▸ **Job**
Return the listing below exactly, with the pictures dropped.
►
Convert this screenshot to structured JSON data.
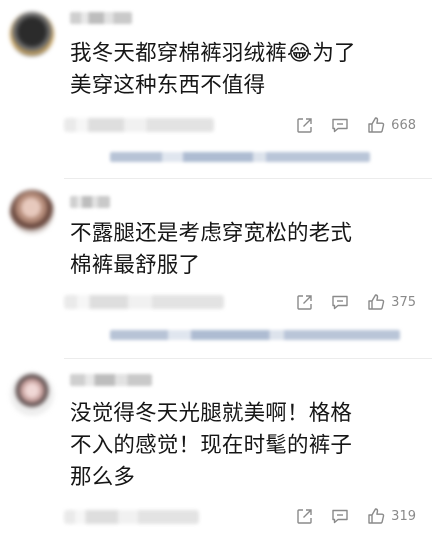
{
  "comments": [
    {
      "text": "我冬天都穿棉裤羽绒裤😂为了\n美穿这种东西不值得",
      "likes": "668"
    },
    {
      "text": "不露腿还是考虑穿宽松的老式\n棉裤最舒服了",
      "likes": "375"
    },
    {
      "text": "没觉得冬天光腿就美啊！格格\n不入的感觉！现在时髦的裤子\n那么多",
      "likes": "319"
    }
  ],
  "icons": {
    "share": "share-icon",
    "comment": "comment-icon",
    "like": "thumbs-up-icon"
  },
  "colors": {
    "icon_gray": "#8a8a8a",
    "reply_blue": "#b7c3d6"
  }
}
◄
▸ **Written response**
Convert this screenshot to structured JSON data.
{
  "comments": [
    {
      "text": "我冬天都穿棉裤羽绒裤😂为了\n美穿这种东西不值得",
      "likes": "668"
    },
    {
      "text": "不露腿还是考虑穿宽松的老式\n棉裤最舒服了",
      "likes": "375"
    },
    {
      "text": "没觉得冬天光腿就美啊！格格\n不入的感觉！现在时髦的裤子\n那么多",
      "likes": "319"
    }
  ],
  "icons": {
    "share": "share-icon",
    "comment": "comment-icon",
    "like": "thumbs-up-icon"
  },
  "colors": {
    "icon_gray": "#8a8a8a",
    "reply_blue": "#b7c3d6"
  }
}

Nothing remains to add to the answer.